[Records excerpted from a collection]
— Begin —

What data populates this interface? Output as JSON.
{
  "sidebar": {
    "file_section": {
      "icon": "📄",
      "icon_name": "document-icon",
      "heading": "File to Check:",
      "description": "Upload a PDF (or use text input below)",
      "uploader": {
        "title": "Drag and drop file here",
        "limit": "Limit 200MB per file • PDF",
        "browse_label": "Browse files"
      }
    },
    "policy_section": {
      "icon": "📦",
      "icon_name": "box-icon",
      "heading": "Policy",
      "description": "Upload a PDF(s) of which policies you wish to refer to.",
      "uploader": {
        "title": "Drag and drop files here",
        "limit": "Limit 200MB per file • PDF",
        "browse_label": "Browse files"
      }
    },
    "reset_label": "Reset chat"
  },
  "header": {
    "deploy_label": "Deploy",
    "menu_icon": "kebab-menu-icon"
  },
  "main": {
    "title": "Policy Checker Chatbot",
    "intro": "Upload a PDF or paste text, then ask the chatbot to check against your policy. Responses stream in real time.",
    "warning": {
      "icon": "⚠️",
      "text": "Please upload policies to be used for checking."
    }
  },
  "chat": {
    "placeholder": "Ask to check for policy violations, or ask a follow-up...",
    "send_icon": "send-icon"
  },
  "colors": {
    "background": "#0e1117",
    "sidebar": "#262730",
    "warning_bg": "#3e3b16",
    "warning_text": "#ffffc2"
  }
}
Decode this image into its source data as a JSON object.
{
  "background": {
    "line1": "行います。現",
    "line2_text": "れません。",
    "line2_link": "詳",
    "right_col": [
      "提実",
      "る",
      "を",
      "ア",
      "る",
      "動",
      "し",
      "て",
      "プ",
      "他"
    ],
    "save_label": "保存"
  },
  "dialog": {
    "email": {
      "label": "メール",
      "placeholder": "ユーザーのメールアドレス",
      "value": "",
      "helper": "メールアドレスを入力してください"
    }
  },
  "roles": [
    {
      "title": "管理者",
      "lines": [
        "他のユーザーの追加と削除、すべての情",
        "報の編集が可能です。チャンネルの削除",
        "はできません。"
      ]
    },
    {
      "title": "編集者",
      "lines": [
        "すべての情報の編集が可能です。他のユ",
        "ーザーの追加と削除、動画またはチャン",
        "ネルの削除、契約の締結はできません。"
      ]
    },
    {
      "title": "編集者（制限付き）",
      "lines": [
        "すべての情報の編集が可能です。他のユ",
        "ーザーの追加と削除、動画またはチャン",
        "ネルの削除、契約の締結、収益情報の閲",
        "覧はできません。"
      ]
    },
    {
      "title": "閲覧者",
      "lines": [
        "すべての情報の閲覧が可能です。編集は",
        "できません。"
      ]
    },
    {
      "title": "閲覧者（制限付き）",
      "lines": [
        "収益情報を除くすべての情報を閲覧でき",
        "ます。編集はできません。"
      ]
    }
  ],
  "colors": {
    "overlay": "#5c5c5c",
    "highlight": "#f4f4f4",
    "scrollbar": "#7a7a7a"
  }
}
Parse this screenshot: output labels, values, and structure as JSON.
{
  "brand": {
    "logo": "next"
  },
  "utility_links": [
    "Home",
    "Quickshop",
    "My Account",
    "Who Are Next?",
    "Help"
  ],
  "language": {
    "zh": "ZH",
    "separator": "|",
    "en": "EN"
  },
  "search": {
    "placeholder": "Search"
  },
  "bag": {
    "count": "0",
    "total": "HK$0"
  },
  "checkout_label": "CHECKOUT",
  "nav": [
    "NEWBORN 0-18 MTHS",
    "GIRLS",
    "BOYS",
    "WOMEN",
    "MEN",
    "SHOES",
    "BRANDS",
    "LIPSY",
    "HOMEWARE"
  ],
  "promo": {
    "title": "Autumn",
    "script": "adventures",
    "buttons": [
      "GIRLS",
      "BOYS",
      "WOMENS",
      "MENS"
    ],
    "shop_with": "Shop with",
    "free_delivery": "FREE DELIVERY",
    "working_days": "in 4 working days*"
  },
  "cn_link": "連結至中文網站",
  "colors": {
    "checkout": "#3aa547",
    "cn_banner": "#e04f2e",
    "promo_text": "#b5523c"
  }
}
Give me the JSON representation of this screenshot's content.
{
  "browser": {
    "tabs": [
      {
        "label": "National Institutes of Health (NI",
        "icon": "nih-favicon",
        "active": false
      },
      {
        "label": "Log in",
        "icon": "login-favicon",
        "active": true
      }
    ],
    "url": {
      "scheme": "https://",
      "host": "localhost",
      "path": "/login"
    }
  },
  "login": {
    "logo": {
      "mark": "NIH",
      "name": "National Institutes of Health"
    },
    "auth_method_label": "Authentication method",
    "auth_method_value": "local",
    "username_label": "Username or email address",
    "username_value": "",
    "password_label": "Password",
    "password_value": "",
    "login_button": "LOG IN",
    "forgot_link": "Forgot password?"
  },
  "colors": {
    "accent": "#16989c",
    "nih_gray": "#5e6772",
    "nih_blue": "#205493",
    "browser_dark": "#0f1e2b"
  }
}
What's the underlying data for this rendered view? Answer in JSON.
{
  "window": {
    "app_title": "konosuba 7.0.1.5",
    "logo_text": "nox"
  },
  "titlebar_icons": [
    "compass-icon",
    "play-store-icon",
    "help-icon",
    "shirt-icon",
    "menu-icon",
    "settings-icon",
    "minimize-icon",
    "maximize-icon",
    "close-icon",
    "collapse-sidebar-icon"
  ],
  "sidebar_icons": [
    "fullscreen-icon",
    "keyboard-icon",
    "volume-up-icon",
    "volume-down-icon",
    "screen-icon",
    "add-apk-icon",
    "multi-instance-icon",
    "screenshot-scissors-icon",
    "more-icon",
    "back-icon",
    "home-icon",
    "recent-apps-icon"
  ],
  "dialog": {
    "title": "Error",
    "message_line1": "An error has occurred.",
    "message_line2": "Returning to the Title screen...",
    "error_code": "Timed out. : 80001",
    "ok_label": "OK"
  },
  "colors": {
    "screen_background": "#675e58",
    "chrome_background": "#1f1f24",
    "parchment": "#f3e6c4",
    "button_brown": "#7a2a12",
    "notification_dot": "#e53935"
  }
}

— End —

## REQUIRED WORK
Take the lines above and print them exactly.

## TASK OUTPUT
What data populates this interface? Output as JSON.
{
  "sidebar": {
    "file_section": {
      "icon": "📄",
      "icon_name": "document-icon",
      "heading": "File to Check:",
      "description": "Upload a PDF (or use text input below)",
      "uploader": {
        "title": "Drag and drop file here",
        "limit": "Limit 200MB per file • PDF",
        "browse_label": "Browse files"
      }
    },
    "policy_section": {
      "icon": "📦",
      "icon_name": "box-icon",
      "heading": "Policy",
      "description": "Upload a PDF(s) of which policies you wish to refer to.",
      "uploader": {
        "title": "Drag and drop files here",
        "limit": "Limit 200MB per file • PDF",
        "browse_label": "Browse files"
      }
    },
    "reset_label": "Reset chat"
  },
  "header": {
    "deploy_label": "Deploy",
    "menu_icon": "kebab-menu-icon"
  },
  "main": {
    "title": "Policy Checker Chatbot",
    "intro": "Upload a PDF or paste text, then ask the chatbot to check against your policy. Responses stream in real time.",
    "warning": {
      "icon": "⚠️",
      "text": "Please upload policies to be used for checking."
    }
  },
  "chat": {
    "placeholder": "Ask to check for policy violations, or ask a follow-up...",
    "send_icon": "send-icon"
  },
  "colors": {
    "background": "#0e1117",
    "sidebar": "#262730",
    "warning_bg": "#3e3b16",
    "warning_text": "#ffffc2"
  }
}
Decode this image into its source data as a JSON object.
{
  "background": {
    "line1": "行います。現",
    "line2_text": "れません。",
    "line2_link": "詳",
    "right_col": [
      "提実",
      "る",
      "を",
      "ア",
      "る",
      "動",
      "し",
      "て",
      "プ",
      "他"
    ],
    "save_label": "保存"
  },
  "dialog": {
    "email": {
      "label": "メール",
      "placeholder": "ユーザーのメールアドレス",
      "value": "",
      "helper": "メールアドレスを入力してください"
    }
  },
  "roles": [
    {
      "title": "管理者",
      "lines": [
        "他のユーザーの追加と削除、すべての情",
        "報の編集が可能です。チャンネルの削除",
        "はできません。"
      ]
    },
    {
      "title": "編集者",
      "lines": [
        "すべての情報の編集が可能です。他のユ",
        "ーザーの追加と削除、動画またはチャン",
        "ネルの削除、契約の締結はできません。"
      ]
    },
    {
      "title": "編集者（制限付き）",
      "lines": [
        "すべての情報の編集が可能です。他のユ",
        "ーザーの追加と削除、動画またはチャン",
        "ネルの削除、契約の締結、収益情報の閲",
        "覧はできません。"
      ]
    },
    {
      "title": "閲覧者",
      "lines": [
        "すべての情報の閲覧が可能です。編集は",
        "できません。"
      ]
    },
    {
      "title": "閲覧者（制限付き）",
      "lines": [
        "収益情報を除くすべての情報を閲覧でき",
        "ます。編集はできません。"
      ]
    }
  ],
  "colors": {
    "overlay": "#5c5c5c",
    "highlight": "#f4f4f4",
    "scrollbar": "#7a7a7a"
  }
}
Parse this screenshot: output labels, values, and structure as JSON.
{
  "brand": {
    "logo": "next"
  },
  "utility_links": [
    "Home",
    "Quickshop",
    "My Account",
    "Who Are Next?",
    "Help"
  ],
  "language": {
    "zh": "ZH",
    "separator": "|",
    "en": "EN"
  },
  "search": {
    "placeholder": "Search"
  },
  "bag": {
    "count": "0",
    "total": "HK$0"
  },
  "checkout_label": "CHECKOUT",
  "nav": [
    "NEWBORN 0-18 MTHS",
    "GIRLS",
    "BOYS",
    "WOMEN",
    "MEN",
    "SHOES",
    "BRANDS",
    "LIPSY",
    "HOMEWARE"
  ],
  "promo": {
    "title": "Autumn",
    "script": "adventures",
    "buttons": [
      "GIRLS",
      "BOYS",
      "WOMENS",
      "MENS"
    ],
    "shop_with": "Shop with",
    "free_delivery": "FREE DELIVERY",
    "working_days": "in 4 working days*"
  },
  "cn_link": "連結至中文網站",
  "colors": {
    "checkout": "#3aa547",
    "cn_banner": "#e04f2e",
    "promo_text": "#b5523c"
  }
}
Give me the JSON representation of this screenshot's content.
{
  "browser": {
    "tabs": [
      {
        "label": "National Institutes of Health (NI",
        "icon": "nih-favicon",
        "active": false
      },
      {
        "label": "Log in",
        "icon": "login-favicon",
        "active": true
      }
    ],
    "url": {
      "scheme": "https://",
      "host": "localhost",
      "path": "/login"
    }
  },
  "login": {
    "logo": {
      "mark": "NIH",
      "name": "National Institutes of Health"
    },
    "auth_method_label": "Authentication method",
    "auth_method_value": "local",
    "username_label": "Username or email address",
    "username_value": "",
    "password_label": "Password",
    "password_value": "",
    "login_button": "LOG IN",
    "forgot_link": "Forgot password?"
  },
  "colors": {
    "accent": "#16989c",
    "nih_gray": "#5e6772",
    "nih_blue": "#205493",
    "browser_dark": "#0f1e2b"
  }
}
What's the underlying data for this rendered view? Answer in JSON.
{
  "window": {
    "app_title": "konosuba 7.0.1.5",
    "logo_text": "nox"
  },
  "titlebar_icons": [
    "compass-icon",
    "play-store-icon",
    "help-icon",
    "shirt-icon",
    "menu-icon",
    "settings-icon",
    "minimize-icon",
    "maximize-icon",
    "close-icon",
    "collapse-sidebar-icon"
  ],
  "sidebar_icons": [
    "fullscreen-icon",
    "keyboard-icon",
    "volume-up-icon",
    "volume-down-icon",
    "screen-icon",
    "add-apk-icon",
    "multi-instance-icon",
    "screenshot-scissors-icon",
    "more-icon",
    "back-icon",
    "home-icon",
    "recent-apps-icon"
  ],
  "dialog": {
    "title": "Error",
    "message_line1": "An error has occurred.",
    "message_line2": "Returning to the Title screen...",
    "error_code": "Timed out. : 80001",
    "ok_label": "OK"
  },
  "colors": {
    "screen_background": "#675e58",
    "chrome_background": "#1f1f24",
    "parchment": "#f3e6c4",
    "button_brown": "#7a2a12",
    "notification_dot": "#e53935"
  }
}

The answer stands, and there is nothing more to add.